■ **Given request**
Transcribe the records below exactly as they appear, omitting any pictures.

(Stored records)
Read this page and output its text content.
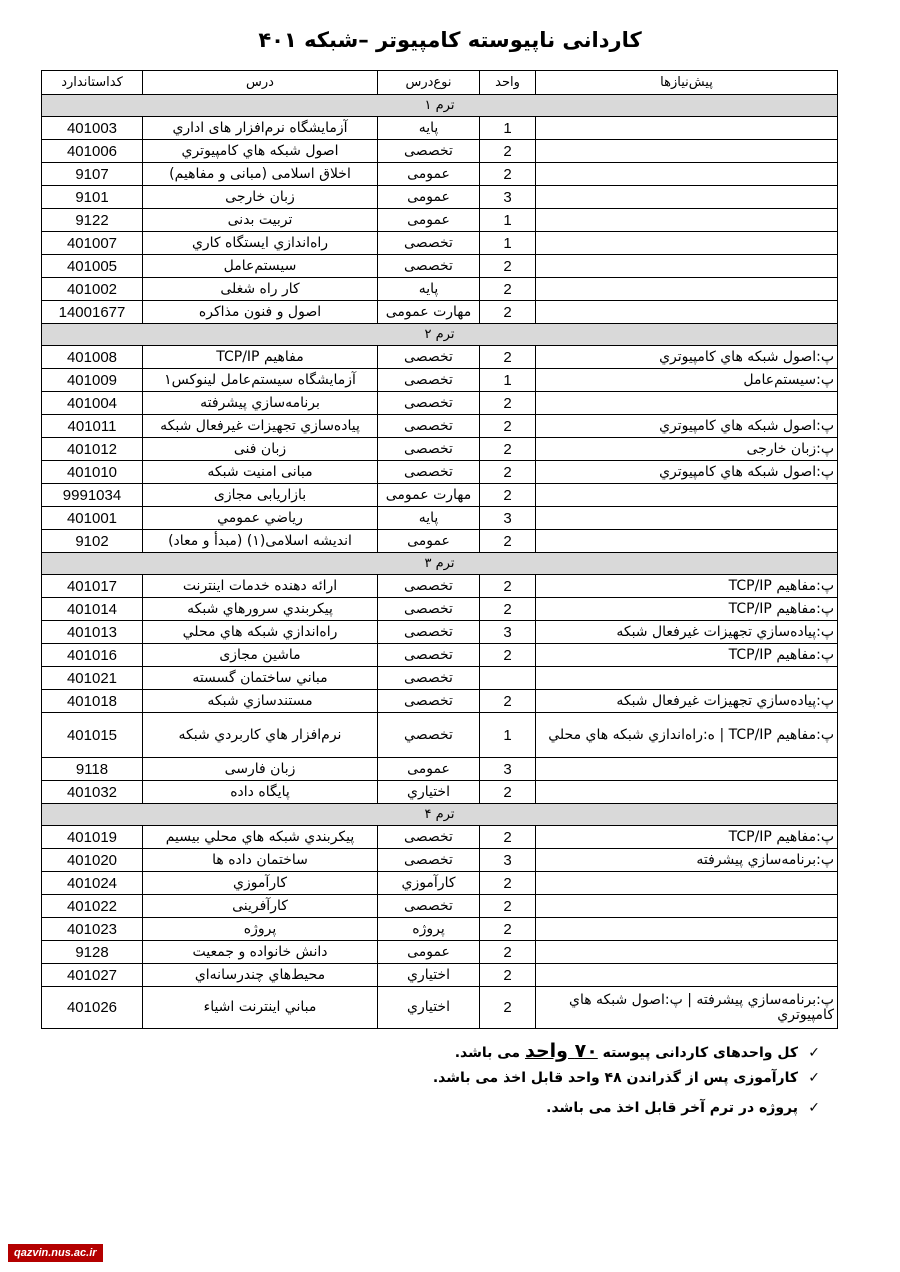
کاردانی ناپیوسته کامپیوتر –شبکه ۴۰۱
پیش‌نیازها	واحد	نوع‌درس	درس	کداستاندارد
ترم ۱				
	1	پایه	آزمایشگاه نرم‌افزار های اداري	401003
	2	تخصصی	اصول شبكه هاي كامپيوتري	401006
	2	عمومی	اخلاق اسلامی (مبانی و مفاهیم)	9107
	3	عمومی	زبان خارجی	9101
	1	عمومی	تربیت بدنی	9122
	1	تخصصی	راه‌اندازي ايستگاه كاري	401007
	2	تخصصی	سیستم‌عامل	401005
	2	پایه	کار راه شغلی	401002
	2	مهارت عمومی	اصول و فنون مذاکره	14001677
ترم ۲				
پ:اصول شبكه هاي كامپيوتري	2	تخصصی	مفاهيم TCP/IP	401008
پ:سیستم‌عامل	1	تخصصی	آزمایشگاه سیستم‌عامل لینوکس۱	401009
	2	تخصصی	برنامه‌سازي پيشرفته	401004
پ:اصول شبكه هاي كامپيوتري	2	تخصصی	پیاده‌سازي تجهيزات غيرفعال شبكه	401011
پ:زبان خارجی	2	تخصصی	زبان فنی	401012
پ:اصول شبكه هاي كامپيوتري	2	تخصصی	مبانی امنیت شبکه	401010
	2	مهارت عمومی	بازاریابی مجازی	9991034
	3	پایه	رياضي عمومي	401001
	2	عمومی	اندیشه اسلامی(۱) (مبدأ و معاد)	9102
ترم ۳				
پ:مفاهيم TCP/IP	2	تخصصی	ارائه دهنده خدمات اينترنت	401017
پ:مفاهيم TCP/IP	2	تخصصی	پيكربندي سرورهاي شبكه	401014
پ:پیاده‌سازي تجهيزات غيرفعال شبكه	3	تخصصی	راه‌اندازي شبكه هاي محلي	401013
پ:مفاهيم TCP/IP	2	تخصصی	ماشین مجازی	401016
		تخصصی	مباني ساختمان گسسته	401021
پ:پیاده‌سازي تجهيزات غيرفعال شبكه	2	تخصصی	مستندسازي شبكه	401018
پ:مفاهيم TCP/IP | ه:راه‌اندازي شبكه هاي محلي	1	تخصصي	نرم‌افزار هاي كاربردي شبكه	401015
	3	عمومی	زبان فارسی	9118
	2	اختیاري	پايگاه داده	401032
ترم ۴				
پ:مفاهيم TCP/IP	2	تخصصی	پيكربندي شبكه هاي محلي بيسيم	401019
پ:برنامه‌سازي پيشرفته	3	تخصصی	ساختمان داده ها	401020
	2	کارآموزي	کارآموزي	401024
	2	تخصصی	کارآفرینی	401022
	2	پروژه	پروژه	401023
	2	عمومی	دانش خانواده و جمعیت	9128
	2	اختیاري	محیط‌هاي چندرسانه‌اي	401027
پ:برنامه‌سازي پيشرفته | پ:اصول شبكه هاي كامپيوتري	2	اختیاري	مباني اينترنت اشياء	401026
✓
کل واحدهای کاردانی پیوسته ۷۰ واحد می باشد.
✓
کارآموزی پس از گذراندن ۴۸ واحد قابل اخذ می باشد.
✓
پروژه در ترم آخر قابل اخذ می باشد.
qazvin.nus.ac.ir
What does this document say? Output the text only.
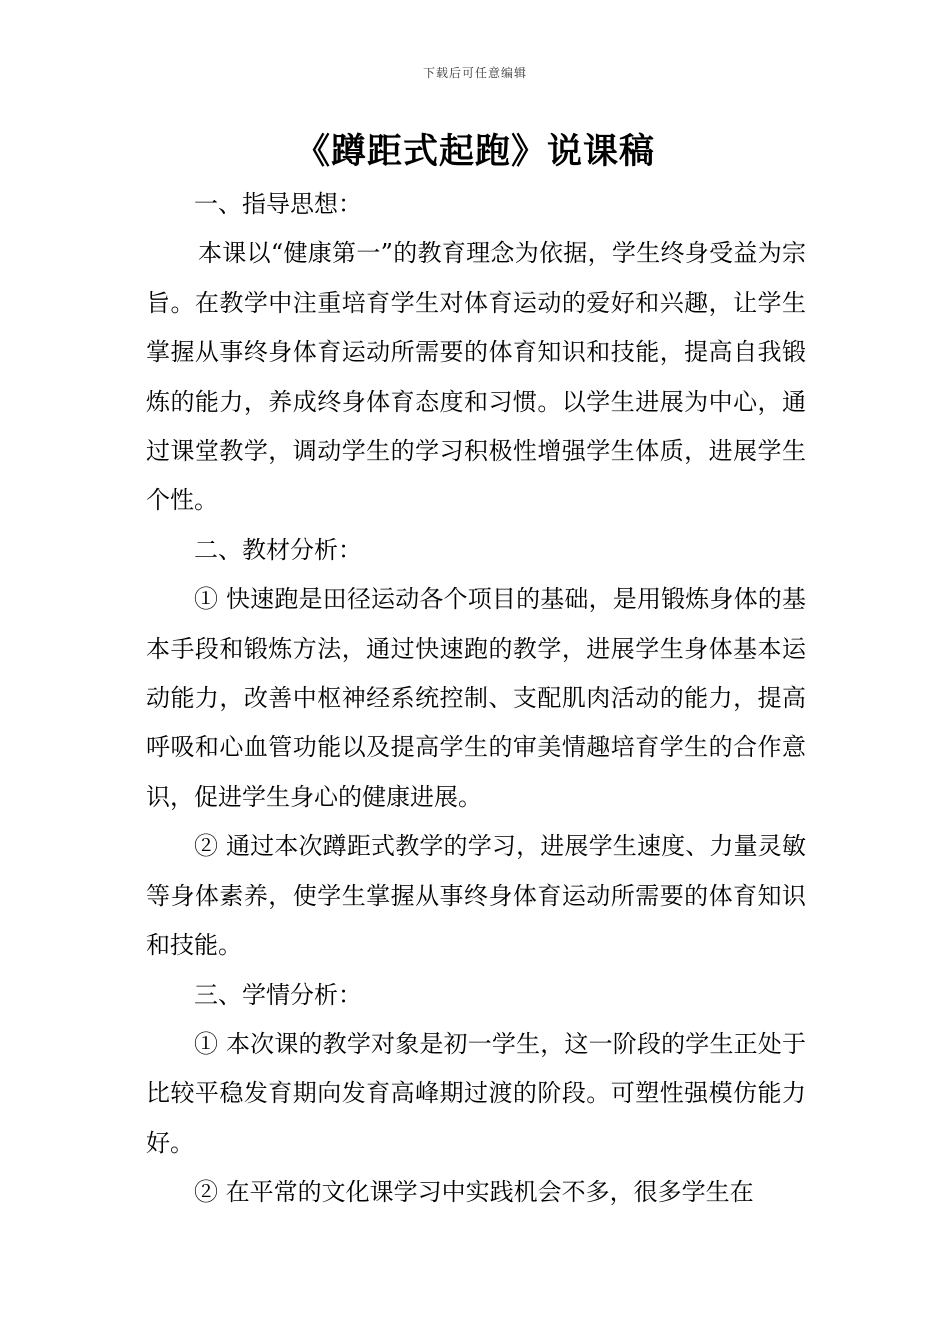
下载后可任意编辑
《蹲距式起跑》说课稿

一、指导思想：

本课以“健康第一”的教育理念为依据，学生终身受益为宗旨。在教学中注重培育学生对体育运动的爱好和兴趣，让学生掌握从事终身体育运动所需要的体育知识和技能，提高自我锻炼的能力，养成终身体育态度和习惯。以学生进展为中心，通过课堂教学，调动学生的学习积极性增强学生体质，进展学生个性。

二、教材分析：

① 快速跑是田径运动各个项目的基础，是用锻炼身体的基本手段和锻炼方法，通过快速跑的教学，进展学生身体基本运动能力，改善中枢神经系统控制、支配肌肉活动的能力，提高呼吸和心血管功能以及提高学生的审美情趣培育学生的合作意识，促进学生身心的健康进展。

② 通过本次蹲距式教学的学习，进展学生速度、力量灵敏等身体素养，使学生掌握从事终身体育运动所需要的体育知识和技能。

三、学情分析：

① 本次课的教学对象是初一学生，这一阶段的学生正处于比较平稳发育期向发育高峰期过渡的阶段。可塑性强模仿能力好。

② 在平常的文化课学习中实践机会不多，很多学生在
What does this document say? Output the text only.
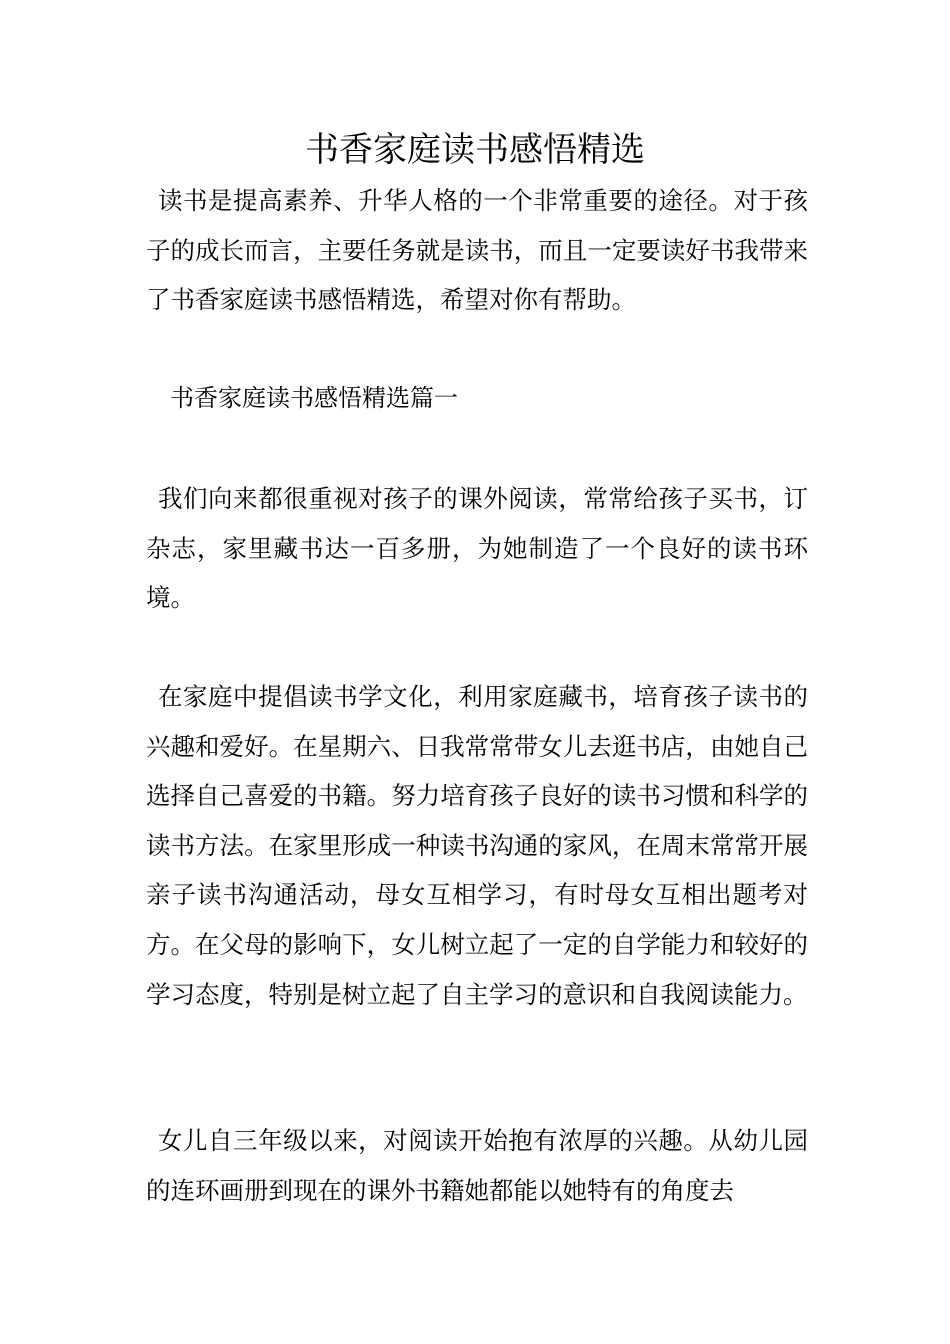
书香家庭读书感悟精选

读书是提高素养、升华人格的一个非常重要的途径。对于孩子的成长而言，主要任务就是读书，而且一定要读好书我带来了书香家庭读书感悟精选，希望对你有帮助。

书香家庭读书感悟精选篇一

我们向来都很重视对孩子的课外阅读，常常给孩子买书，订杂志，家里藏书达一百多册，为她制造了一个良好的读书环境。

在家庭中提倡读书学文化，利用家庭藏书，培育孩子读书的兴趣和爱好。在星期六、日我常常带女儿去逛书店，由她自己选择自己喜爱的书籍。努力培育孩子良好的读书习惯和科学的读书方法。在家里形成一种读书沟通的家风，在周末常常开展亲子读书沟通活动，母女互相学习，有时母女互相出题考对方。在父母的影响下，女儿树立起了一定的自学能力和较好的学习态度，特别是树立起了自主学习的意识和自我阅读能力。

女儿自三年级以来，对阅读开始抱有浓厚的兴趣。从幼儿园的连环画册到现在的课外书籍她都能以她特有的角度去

■ **Answer for the task**
Read this page and output its text content.
کاردانی ناپیوسته کامپیوتر –شبکه ۴۰۱
پیش‌نیازها	واحد	نوع‌درس	درس	کداستاندارد
ترم ۱				
	1	پایه	آزمایشگاه نرم‌افزار های اداري	401003
	2	تخصصی	اصول شبكه هاي كامپيوتري	401006
	2	عمومی	اخلاق اسلامی (مبانی و مفاهیم)	9107
	3	عمومی	زبان خارجی	9101
	1	عمومی	تربیت بدنی	9122
	1	تخصصی	راه‌اندازي ايستگاه كاري	401007
	2	تخصصی	سیستم‌عامل	401005
	2	پایه	کار راه شغلی	401002
	2	مهارت عمومی	اصول و فنون مذاکره	14001677
ترم ۲				
پ:اصول شبكه هاي كامپيوتري	2	تخصصی	مفاهيم TCP/IP	401008
پ:سیستم‌عامل	1	تخصصی	آزمایشگاه سیستم‌عامل لینوکس۱	401009
	2	تخصصی	برنامه‌سازي پيشرفته	401004
پ:اصول شبكه هاي كامپيوتري	2	تخصصی	پیاده‌سازي تجهيزات غيرفعال شبكه	401011
پ:زبان خارجی	2	تخصصی	زبان فنی	401012
پ:اصول شبكه هاي كامپيوتري	2	تخصصی	مبانی امنیت شبکه	401010
	2	مهارت عمومی	بازاریابی مجازی	9991034
	3	پایه	رياضي عمومي	401001
	2	عمومی	اندیشه اسلامی(۱) (مبدأ و معاد)	9102
ترم ۳				
پ:مفاهيم TCP/IP	2	تخصصی	ارائه دهنده خدمات اينترنت	401017
پ:مفاهيم TCP/IP	2	تخصصی	پيكربندي سرورهاي شبكه	401014
پ:پیاده‌سازي تجهيزات غيرفعال شبكه	3	تخصصی	راه‌اندازي شبكه هاي محلي	401013
پ:مفاهيم TCP/IP	2	تخصصی	ماشین مجازی	401016
		تخصصی	مباني ساختمان گسسته	401021
پ:پیاده‌سازي تجهيزات غيرفعال شبكه	2	تخصصی	مستندسازي شبكه	401018
پ:مفاهيم TCP/IP | ه:راه‌اندازي شبكه هاي محلي	1	تخصصي	نرم‌افزار هاي كاربردي شبكه	401015
	3	عمومی	زبان فارسی	9118
	2	اختیاري	پايگاه داده	401032
ترم ۴				
پ:مفاهيم TCP/IP	2	تخصصی	پيكربندي شبكه هاي محلي بيسيم	401019
پ:برنامه‌سازي پيشرفته	3	تخصصی	ساختمان داده ها	401020
	2	کارآموزي	کارآموزي	401024
	2	تخصصی	کارآفرینی	401022
	2	پروژه	پروژه	401023
	2	عمومی	دانش خانواده و جمعیت	9128
	2	اختیاري	محیط‌هاي چندرسانه‌اي	401027
پ:برنامه‌سازي پيشرفته | پ:اصول شبكه هاي كامپيوتري	2	اختیاري	مباني اينترنت اشياء	401026
✓
کل واحدهای کاردانی پیوسته ۷۰ واحد می باشد.
✓
کارآموزی پس از گذراندن ۴۸ واحد قابل اخذ می باشد.
✓
پروژه در ترم آخر قابل اخذ می باشد.
qazvin.nus.ac.ir
What does this document say? Output the text only.
下载后可任意编辑
《蹲距式起跑》说课稿

一、指导思想：

本课以“健康第一”的教育理念为依据，学生终身受益为宗旨。在教学中注重培育学生对体育运动的爱好和兴趣，让学生掌握从事终身体育运动所需要的体育知识和技能，提高自我锻炼的能力，养成终身体育态度和习惯。以学生进展为中心，通过课堂教学，调动学生的学习积极性增强学生体质，进展学生个性。

二、教材分析：

① 快速跑是田径运动各个项目的基础，是用锻炼身体的基本手段和锻炼方法，通过快速跑的教学，进展学生身体基本运动能力，改善中枢神经系统控制、支配肌肉活动的能力，提高呼吸和心血管功能以及提高学生的审美情趣培育学生的合作意识，促进学生身心的健康进展。

② 通过本次蹲距式教学的学习，进展学生速度、力量灵敏等身体素养，使学生掌握从事终身体育运动所需要的体育知识和技能。

三、学情分析：

① 本次课的教学对象是初一学生，这一阶段的学生正处于比较平稳发育期向发育高峰期过渡的阶段。可塑性强模仿能力好。

② 在平常的文化课学习中实践机会不多，很多学生在
What does this document say? Output the text only.
书香家庭读书感悟精选

读书是提高素养、升华人格的一个非常重要的途径。对于孩子的成长而言，主要任务就是读书，而且一定要读好书我带来了书香家庭读书感悟精选，希望对你有帮助。

书香家庭读书感悟精选篇一

我们向来都很重视对孩子的课外阅读，常常给孩子买书，订杂志，家里藏书达一百多册，为她制造了一个良好的读书环境。

在家庭中提倡读书学文化，利用家庭藏书，培育孩子读书的兴趣和爱好。在星期六、日我常常带女儿去逛书店，由她自己选择自己喜爱的书籍。努力培育孩子良好的读书习惯和科学的读书方法。在家里形成一种读书沟通的家风，在周末常常开展亲子读书沟通活动，母女互相学习，有时母女互相出题考对方。在父母的影响下，女儿树立起了一定的自学能力和较好的学习态度，特别是树立起了自主学习的意识和自我阅读能力。

女儿自三年级以来，对阅读开始抱有浓厚的兴趣。从幼儿园的连环画册到现在的课外书籍她都能以她特有的角度去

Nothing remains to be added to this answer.